_DATA SHOWN_.

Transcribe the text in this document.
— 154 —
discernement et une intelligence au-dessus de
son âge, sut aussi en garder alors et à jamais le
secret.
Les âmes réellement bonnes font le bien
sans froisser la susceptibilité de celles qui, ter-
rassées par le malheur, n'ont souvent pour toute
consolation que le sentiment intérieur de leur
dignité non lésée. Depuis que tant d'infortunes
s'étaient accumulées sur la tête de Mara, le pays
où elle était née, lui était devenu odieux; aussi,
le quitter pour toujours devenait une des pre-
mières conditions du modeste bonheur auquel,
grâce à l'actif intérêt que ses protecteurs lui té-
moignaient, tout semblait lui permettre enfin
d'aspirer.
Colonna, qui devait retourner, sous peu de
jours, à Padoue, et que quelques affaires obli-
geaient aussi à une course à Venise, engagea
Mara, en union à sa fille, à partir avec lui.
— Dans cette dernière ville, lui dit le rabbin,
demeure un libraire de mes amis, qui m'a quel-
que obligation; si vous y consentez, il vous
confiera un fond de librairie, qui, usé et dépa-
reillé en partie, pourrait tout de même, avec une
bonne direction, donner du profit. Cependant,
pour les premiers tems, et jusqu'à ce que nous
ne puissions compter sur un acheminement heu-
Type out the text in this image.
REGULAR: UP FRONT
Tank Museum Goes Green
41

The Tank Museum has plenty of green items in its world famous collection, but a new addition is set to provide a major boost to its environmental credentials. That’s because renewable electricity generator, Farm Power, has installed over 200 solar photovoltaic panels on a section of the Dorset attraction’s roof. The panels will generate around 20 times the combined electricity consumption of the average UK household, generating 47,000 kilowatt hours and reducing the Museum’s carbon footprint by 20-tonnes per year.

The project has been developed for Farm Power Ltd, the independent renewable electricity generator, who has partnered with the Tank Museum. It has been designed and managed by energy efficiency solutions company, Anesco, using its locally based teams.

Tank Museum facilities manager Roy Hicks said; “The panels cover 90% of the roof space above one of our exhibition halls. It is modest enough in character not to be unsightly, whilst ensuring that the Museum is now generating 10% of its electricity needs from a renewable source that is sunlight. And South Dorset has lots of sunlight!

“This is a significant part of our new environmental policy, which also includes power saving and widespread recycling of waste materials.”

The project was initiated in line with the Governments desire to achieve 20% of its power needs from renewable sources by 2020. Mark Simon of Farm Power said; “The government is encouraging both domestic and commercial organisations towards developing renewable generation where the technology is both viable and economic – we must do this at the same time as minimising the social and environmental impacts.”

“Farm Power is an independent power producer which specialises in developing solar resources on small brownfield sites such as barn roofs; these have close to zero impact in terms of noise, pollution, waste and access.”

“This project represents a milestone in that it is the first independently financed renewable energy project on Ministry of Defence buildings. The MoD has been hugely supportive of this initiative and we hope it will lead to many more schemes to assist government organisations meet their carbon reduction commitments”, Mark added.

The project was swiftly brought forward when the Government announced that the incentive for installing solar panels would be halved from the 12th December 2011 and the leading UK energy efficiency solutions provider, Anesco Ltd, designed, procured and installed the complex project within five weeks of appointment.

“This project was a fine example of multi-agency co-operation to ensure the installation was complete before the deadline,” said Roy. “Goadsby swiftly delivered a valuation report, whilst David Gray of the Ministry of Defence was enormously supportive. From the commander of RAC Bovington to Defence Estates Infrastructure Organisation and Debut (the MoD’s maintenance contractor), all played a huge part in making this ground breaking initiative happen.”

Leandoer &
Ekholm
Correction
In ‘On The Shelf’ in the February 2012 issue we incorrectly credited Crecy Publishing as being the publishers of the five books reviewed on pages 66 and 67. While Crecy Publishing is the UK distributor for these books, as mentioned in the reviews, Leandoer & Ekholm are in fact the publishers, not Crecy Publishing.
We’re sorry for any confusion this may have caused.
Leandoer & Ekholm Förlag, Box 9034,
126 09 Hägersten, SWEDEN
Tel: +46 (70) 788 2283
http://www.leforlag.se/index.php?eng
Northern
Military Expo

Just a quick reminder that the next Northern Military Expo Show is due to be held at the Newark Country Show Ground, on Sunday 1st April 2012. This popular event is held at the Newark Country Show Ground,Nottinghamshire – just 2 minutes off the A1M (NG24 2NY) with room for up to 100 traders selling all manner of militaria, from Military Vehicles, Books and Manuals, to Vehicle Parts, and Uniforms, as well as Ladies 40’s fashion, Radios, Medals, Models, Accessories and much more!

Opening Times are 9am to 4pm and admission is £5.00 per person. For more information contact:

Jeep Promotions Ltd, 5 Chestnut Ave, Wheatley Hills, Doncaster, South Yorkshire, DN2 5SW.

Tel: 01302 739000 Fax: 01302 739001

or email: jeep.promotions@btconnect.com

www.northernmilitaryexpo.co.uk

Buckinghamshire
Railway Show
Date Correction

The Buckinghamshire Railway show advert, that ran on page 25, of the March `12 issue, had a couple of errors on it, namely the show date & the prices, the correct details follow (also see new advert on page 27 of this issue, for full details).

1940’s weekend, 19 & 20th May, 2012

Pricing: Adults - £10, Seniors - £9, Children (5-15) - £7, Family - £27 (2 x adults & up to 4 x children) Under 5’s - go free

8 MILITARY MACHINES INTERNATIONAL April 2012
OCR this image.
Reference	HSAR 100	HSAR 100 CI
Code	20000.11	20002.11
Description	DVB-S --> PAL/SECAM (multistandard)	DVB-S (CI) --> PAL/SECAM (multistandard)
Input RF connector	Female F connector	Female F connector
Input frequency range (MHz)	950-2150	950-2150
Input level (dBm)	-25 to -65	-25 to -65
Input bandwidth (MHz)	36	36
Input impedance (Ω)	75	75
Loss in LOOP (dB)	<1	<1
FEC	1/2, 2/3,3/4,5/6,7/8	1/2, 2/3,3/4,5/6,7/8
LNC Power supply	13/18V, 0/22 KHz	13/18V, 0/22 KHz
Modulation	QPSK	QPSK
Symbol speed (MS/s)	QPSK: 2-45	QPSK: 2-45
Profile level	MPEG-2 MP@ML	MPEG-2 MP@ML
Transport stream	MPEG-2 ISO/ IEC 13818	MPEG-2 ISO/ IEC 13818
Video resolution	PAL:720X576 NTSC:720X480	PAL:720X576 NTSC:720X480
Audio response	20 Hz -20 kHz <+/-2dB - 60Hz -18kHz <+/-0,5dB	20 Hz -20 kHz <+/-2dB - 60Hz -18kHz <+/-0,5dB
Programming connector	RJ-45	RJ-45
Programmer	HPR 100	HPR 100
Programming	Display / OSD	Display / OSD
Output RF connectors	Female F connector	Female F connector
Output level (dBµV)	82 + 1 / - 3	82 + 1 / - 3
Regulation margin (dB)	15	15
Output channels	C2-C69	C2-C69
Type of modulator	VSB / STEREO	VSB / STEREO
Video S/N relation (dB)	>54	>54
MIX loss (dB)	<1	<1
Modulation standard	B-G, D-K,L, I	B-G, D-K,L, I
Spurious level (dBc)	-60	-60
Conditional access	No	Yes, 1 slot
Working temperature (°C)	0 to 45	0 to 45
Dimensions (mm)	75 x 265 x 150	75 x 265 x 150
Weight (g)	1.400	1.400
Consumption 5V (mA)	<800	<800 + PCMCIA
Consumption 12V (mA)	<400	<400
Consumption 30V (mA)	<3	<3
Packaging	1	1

_EXERCISE GOAL_. Transcribe all of the entries without altering anything.

_RESULT_.
Transcribe the text in this document.
— 154 —
discernement et une intelligence au-dessus de
son âge, sut aussi en garder alors et à jamais le
secret.
Les âmes réellement bonnes font le bien
sans froisser la susceptibilité de celles qui, ter-
rassées par le malheur, n'ont souvent pour toute
consolation que le sentiment intérieur de leur
dignité non lésée. Depuis que tant d'infortunes
s'étaient accumulées sur la tête de Mara, le pays
où elle était née, lui était devenu odieux; aussi,
le quitter pour toujours devenait une des pre-
mières conditions du modeste bonheur auquel,
grâce à l'actif intérêt que ses protecteurs lui té-
moignaient, tout semblait lui permettre enfin
d'aspirer.
Colonna, qui devait retourner, sous peu de
jours, à Padoue, et que quelques affaires obli-
geaient aussi à une course à Venise, engagea
Mara, en union à sa fille, à partir avec lui.
— Dans cette dernière ville, lui dit le rabbin,
demeure un libraire de mes amis, qui m'a quel-
que obligation; si vous y consentez, il vous
confiera un fond de librairie, qui, usé et dépa-
reillé en partie, pourrait tout de même, avec une
bonne direction, donner du profit. Cependant,
pour les premiers tems, et jusqu'à ce que nous
ne puissions compter sur un acheminement heu-
Type out the text in this image.
REGULAR: UP FRONT
Tank Museum Goes Green
41

The Tank Museum has plenty of green items in its world famous collection, but a new addition is set to provide a major boost to its environmental credentials. That’s because renewable electricity generator, Farm Power, has installed over 200 solar photovoltaic panels on a section of the Dorset attraction’s roof. The panels will generate around 20 times the combined electricity consumption of the average UK household, generating 47,000 kilowatt hours and reducing the Museum’s carbon footprint by 20-tonnes per year.

The project has been developed for Farm Power Ltd, the independent renewable electricity generator, who has partnered with the Tank Museum. It has been designed and managed by energy efficiency solutions company, Anesco, using its locally based teams.

Tank Museum facilities manager Roy Hicks said; “The panels cover 90% of the roof space above one of our exhibition halls. It is modest enough in character not to be unsightly, whilst ensuring that the Museum is now generating 10% of its electricity needs from a renewable source that is sunlight. And South Dorset has lots of sunlight!

“This is a significant part of our new environmental policy, which also includes power saving and widespread recycling of waste materials.”

The project was initiated in line with the Governments desire to achieve 20% of its power needs from renewable sources by 2020. Mark Simon of Farm Power said; “The government is encouraging both domestic and commercial organisations towards developing renewable generation where the technology is both viable and economic – we must do this at the same time as minimising the social and environmental impacts.”

“Farm Power is an independent power producer which specialises in developing solar resources on small brownfield sites such as barn roofs; these have close to zero impact in terms of noise, pollution, waste and access.”

“This project represents a milestone in that it is the first independently financed renewable energy project on Ministry of Defence buildings. The MoD has been hugely supportive of this initiative and we hope it will lead to many more schemes to assist government organisations meet their carbon reduction commitments”, Mark added.

The project was swiftly brought forward when the Government announced that the incentive for installing solar panels would be halved from the 12th December 2011 and the leading UK energy efficiency solutions provider, Anesco Ltd, designed, procured and installed the complex project within five weeks of appointment.

“This project was a fine example of multi-agency co-operation to ensure the installation was complete before the deadline,” said Roy. “Goadsby swiftly delivered a valuation report, whilst David Gray of the Ministry of Defence was enormously supportive. From the commander of RAC Bovington to Defence Estates Infrastructure Organisation and Debut (the MoD’s maintenance contractor), all played a huge part in making this ground breaking initiative happen.”

Leandoer &
Ekholm
Correction
In ‘On The Shelf’ in the February 2012 issue we incorrectly credited Crecy Publishing as being the publishers of the five books reviewed on pages 66 and 67. While Crecy Publishing is the UK distributor for these books, as mentioned in the reviews, Leandoer & Ekholm are in fact the publishers, not Crecy Publishing.
We’re sorry for any confusion this may have caused.
Leandoer & Ekholm Förlag, Box 9034,
126 09 Hägersten, SWEDEN
Tel: +46 (70) 788 2283
http://www.leforlag.se/index.php?eng
Northern
Military Expo

Just a quick reminder that the next Northern Military Expo Show is due to be held at the Newark Country Show Ground, on Sunday 1st April 2012. This popular event is held at the Newark Country Show Ground,Nottinghamshire – just 2 minutes off the A1M (NG24 2NY) with room for up to 100 traders selling all manner of militaria, from Military Vehicles, Books and Manuals, to Vehicle Parts, and Uniforms, as well as Ladies 40’s fashion, Radios, Medals, Models, Accessories and much more!

Opening Times are 9am to 4pm and admission is £5.00 per person. For more information contact:

Jeep Promotions Ltd, 5 Chestnut Ave, Wheatley Hills, Doncaster, South Yorkshire, DN2 5SW.

Tel: 01302 739000 Fax: 01302 739001

or email: jeep.promotions@btconnect.com

www.northernmilitaryexpo.co.uk

Buckinghamshire
Railway Show
Date Correction

The Buckinghamshire Railway show advert, that ran on page 25, of the March `12 issue, had a couple of errors on it, namely the show date & the prices, the correct details follow (also see new advert on page 27 of this issue, for full details).

1940’s weekend, 19 & 20th May, 2012

Pricing: Adults - £10, Seniors - £9, Children (5-15) - £7, Family - £27 (2 x adults & up to 4 x children) Under 5’s - go free

8 MILITARY MACHINES INTERNATIONAL April 2012
OCR this image.
Reference	HSAR 100	HSAR 100 CI
Code	20000.11	20002.11
Description	DVB-S --> PAL/SECAM (multistandard)	DVB-S (CI) --> PAL/SECAM (multistandard)
Input RF connector	Female F connector	Female F connector
Input frequency range (MHz)	950-2150	950-2150
Input level (dBm)	-25 to -65	-25 to -65
Input bandwidth (MHz)	36	36
Input impedance (Ω)	75	75
Loss in LOOP (dB)	<1	<1
FEC	1/2, 2/3,3/4,5/6,7/8	1/2, 2/3,3/4,5/6,7/8
LNC Power supply	13/18V, 0/22 KHz	13/18V, 0/22 KHz
Modulation	QPSK	QPSK
Symbol speed (MS/s)	QPSK: 2-45	QPSK: 2-45
Profile level	MPEG-2 MP@ML	MPEG-2 MP@ML
Transport stream	MPEG-2 ISO/ IEC 13818	MPEG-2 ISO/ IEC 13818
Video resolution	PAL:720X576 NTSC:720X480	PAL:720X576 NTSC:720X480
Audio response	20 Hz -20 kHz <+/-2dB - 60Hz -18kHz <+/-0,5dB	20 Hz -20 kHz <+/-2dB - 60Hz -18kHz <+/-0,5dB
Programming connector	RJ-45	RJ-45
Programmer	HPR 100	HPR 100
Programming	Display / OSD	Display / OSD
Output RF connectors	Female F connector	Female F connector
Output level (dBµV)	82 + 1 / - 3	82 + 1 / - 3
Regulation margin (dB)	15	15
Output channels	C2-C69	C2-C69
Type of modulator	VSB / STEREO	VSB / STEREO
Video S/N relation (dB)	>54	>54
MIX loss (dB)	<1	<1
Modulation standard	B-G, D-K,L, I	B-G, D-K,L, I
Spurious level (dBc)	-60	-60
Conditional access	No	Yes, 1 slot
Working temperature (°C)	0 to 45	0 to 45
Dimensions (mm)	75 x 265 x 150	75 x 265 x 150
Weight (g)	1.400	1.400
Consumption 5V (mA)	<800	<800 + PCMCIA
Consumption 12V (mA)	<400	<400
Consumption 30V (mA)	<3	<3
Packaging	1	1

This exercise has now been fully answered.